* What is required *
Your task is to repeat all of the data exactly while excluding the pictures.

(Stored entries)
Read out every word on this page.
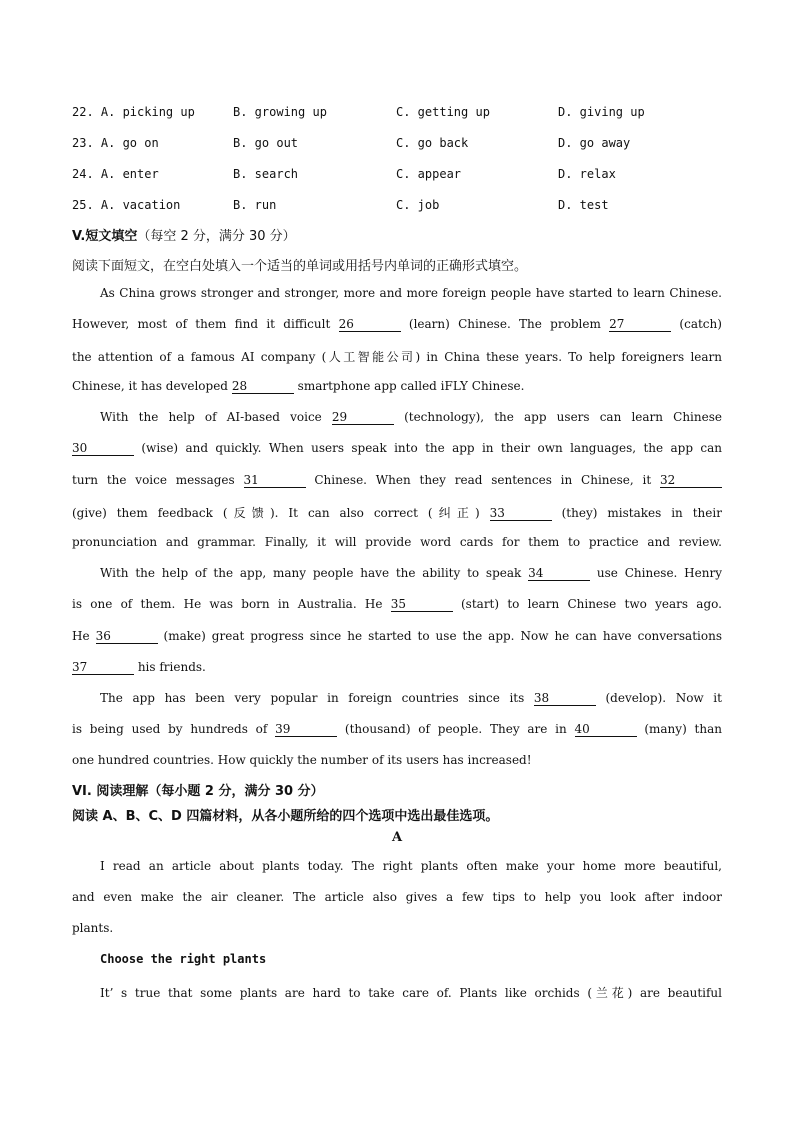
22. A. picking up	B. growing up	C. getting up	D. giving up
23. A. go on	B. go out	C. go back	D. go away
24. A. enter	B. search	C. appear	D. relax
25. A. vacation	B. run	C. job	D. test
V.短文填空（每空 2 分，满分 30 分）
阅读下面短文，在空白处填入一个适当的单词或用括号内单词的正确形式填空。
As China grows stronger and stronger, more and more foreign people have started to learn Chinese.
However, most of them find it difficult 26	(learn) Chinese. The problem 27	(catch)
the attention of a famous AI company (人工智能公司) in China these years. To help foreigners learn
Chinese, it has developed 28	smartphone app called iFLY Chinese.
With the help of AI-based voice 29	(technology), the app users can learn Chinese
30	(wise) and quickly. When users speak into the app in their own languages, the app can
turn the voice messages 31	Chinese. When they read sentences in Chinese, it 32
(give) them feedback (反馈). It can also correct (纠正) 33	(they) mistakes in their
pronunciation and grammar. Finally, it will provide word cards for them to practice and review.
With the help of the app, many people have the ability to speak 34	use Chinese. Henry
is one of them. He was born in Australia. He 35	(start) to learn Chinese two years ago.
He 36	(make) great progress since he started to use the app. Now he can have conversations
37	his friends.
The app has been very popular in foreign countries since its 38	(develop). Now it
is being used by hundreds of 39	(thousand) of people. They are in 40	(many) than
one hundred countries. How quickly the number of its users has increased!
VI. 阅读理解（每小题 2 分，满分 30 分）
阅读 A、B、C、D 四篇材料，从各小题所给的四个选项中选出最佳选项。
A
I read an article about plants today. The right plants often make your home more beautiful,
and even make the air cleaner. The article also gives a few tips to help you look after indoor
plants.
Choose the right plants
It’ s true that some plants are hard to take care of. Plants like orchids (兰花) are beautiful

* Exercise response *
Read out every word on this page.
22. A. picking up	B. growing up	C. getting up	D. giving up
23. A. go on	B. go out	C. go back	D. go away
24. A. enter	B. search	C. appear	D. relax
25. A. vacation	B. run	C. job	D. test
V.短文填空（每空 2 分，满分 30 分）
阅读下面短文，在空白处填入一个适当的单词或用括号内单词的正确形式填空。
As China grows stronger and stronger, more and more foreign people have started to learn Chinese.
However, most of them find it difficult 26	(learn) Chinese. The problem 27	(catch)
the attention of a famous AI company (人工智能公司) in China these years. To help foreigners learn
Chinese, it has developed 28	smartphone app called iFLY Chinese.
With the help of AI-based voice 29	(technology), the app users can learn Chinese
30	(wise) and quickly. When users speak into the app in their own languages, the app can
turn the voice messages 31	Chinese. When they read sentences in Chinese, it 32
(give) them feedback (反馈). It can also correct (纠正) 33	(they) mistakes in their
pronunciation and grammar. Finally, it will provide word cards for them to practice and review.
With the help of the app, many people have the ability to speak 34	use Chinese. Henry
is one of them. He was born in Australia. He 35	(start) to learn Chinese two years ago.
He 36	(make) great progress since he started to use the app. Now he can have conversations
37	his friends.
The app has been very popular in foreign countries since its 38	(develop). Now it
is being used by hundreds of 39	(thousand) of people. They are in 40	(many) than
one hundred countries. How quickly the number of its users has increased!
VI. 阅读理解（每小题 2 分，满分 30 分）
阅读 A、B、C、D 四篇材料，从各小题所给的四个选项中选出最佳选项。
A
I read an article about plants today. The right plants often make your home more beautiful,
and even make the air cleaner. The article also gives a few tips to help you look after indoor
plants.
Choose the right plants
It’ s true that some plants are hard to take care of. Plants like orchids (兰花) are beautiful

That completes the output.